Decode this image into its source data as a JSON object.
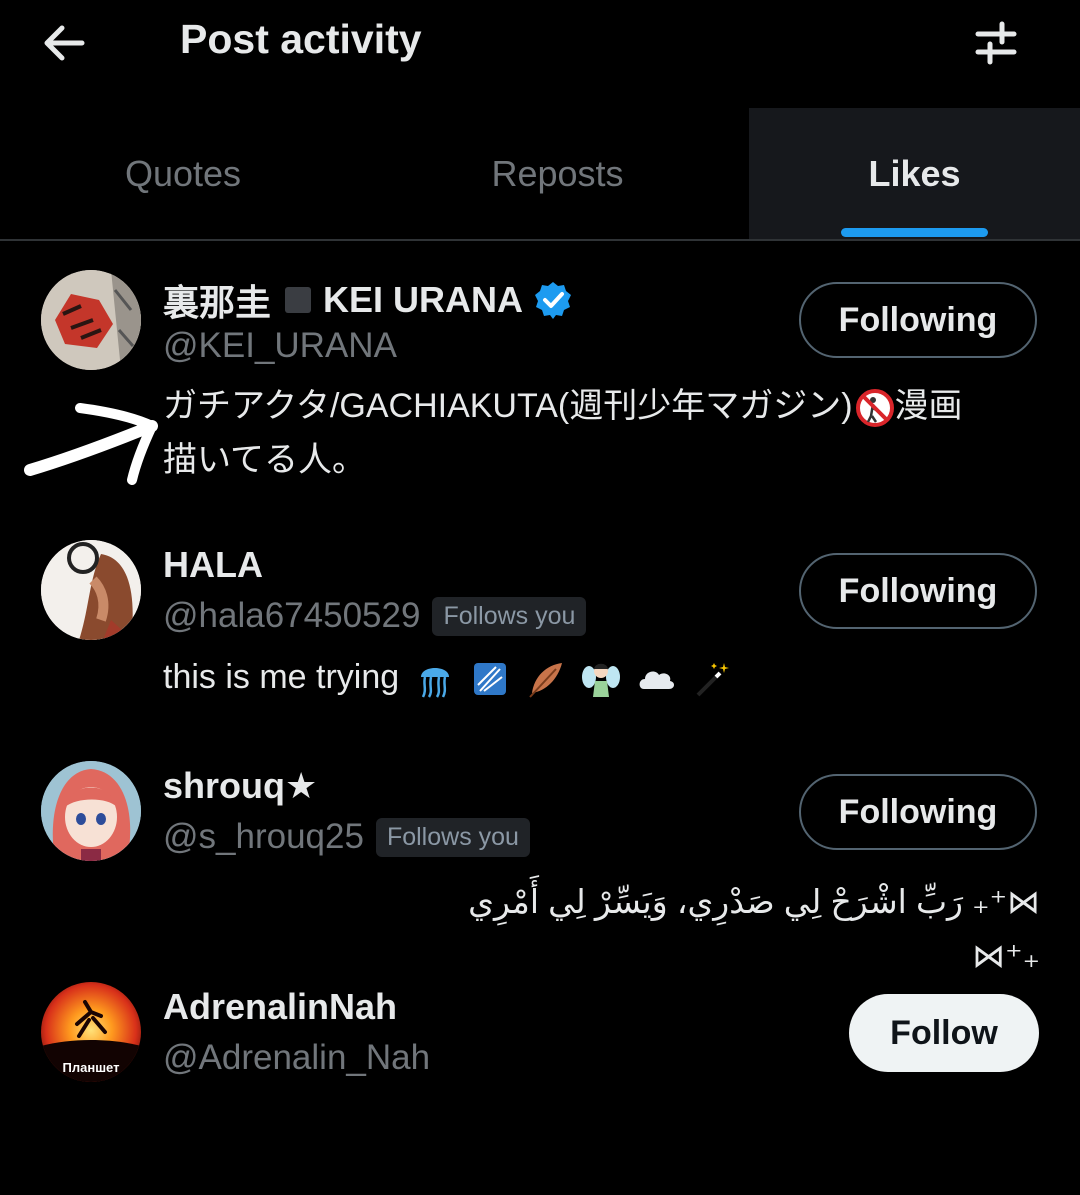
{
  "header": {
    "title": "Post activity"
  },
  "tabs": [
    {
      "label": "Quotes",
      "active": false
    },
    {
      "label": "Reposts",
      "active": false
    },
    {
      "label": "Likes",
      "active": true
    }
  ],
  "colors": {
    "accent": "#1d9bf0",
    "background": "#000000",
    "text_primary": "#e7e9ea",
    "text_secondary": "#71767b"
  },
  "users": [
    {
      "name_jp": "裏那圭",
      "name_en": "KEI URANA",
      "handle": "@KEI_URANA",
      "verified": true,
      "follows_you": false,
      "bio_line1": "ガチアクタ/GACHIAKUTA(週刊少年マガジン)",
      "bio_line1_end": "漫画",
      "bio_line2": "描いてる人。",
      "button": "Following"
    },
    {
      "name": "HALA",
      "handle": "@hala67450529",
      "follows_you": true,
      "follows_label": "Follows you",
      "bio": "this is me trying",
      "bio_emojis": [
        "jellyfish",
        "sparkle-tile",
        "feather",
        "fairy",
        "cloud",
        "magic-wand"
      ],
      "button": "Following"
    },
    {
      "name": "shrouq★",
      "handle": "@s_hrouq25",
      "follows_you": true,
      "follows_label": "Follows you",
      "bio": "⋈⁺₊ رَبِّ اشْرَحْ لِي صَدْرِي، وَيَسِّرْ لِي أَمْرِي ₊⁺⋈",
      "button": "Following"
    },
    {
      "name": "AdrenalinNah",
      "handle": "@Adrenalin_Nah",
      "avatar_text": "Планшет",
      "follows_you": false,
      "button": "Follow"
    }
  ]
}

* * * * * * *

### Instructions for the task
Every line should be retyped exactly, with the pictures omitted.

### Finished task
Decode this image into its source data as a JSON object.
{
  "header": {
    "title": "Post activity"
  },
  "tabs": [
    {
      "label": "Quotes",
      "active": false
    },
    {
      "label": "Reposts",
      "active": false
    },
    {
      "label": "Likes",
      "active": true
    }
  ],
  "colors": {
    "accent": "#1d9bf0",
    "background": "#000000",
    "text_primary": "#e7e9ea",
    "text_secondary": "#71767b"
  },
  "users": [
    {
      "name_jp": "裏那圭",
      "name_en": "KEI URANA",
      "handle": "@KEI_URANA",
      "verified": true,
      "follows_you": false,
      "bio_line1": "ガチアクタ/GACHIAKUTA(週刊少年マガジン)",
      "bio_line1_end": "漫画",
      "bio_line2": "描いてる人。",
      "button": "Following"
    },
    {
      "name": "HALA",
      "handle": "@hala67450529",
      "follows_you": true,
      "follows_label": "Follows you",
      "bio": "this is me trying",
      "bio_emojis": [
        "jellyfish",
        "sparkle-tile",
        "feather",
        "fairy",
        "cloud",
        "magic-wand"
      ],
      "button": "Following"
    },
    {
      "name": "shrouq★",
      "handle": "@s_hrouq25",
      "follows_you": true,
      "follows_label": "Follows you",
      "bio": "⋈⁺₊ رَبِّ اشْرَحْ لِي صَدْرِي، وَيَسِّرْ لِي أَمْرِي ₊⁺⋈",
      "button": "Following"
    },
    {
      "name": "AdrenalinNah",
      "handle": "@Adrenalin_Nah",
      "avatar_text": "Планшет",
      "follows_you": false,
      "button": "Follow"
    }
  ]
}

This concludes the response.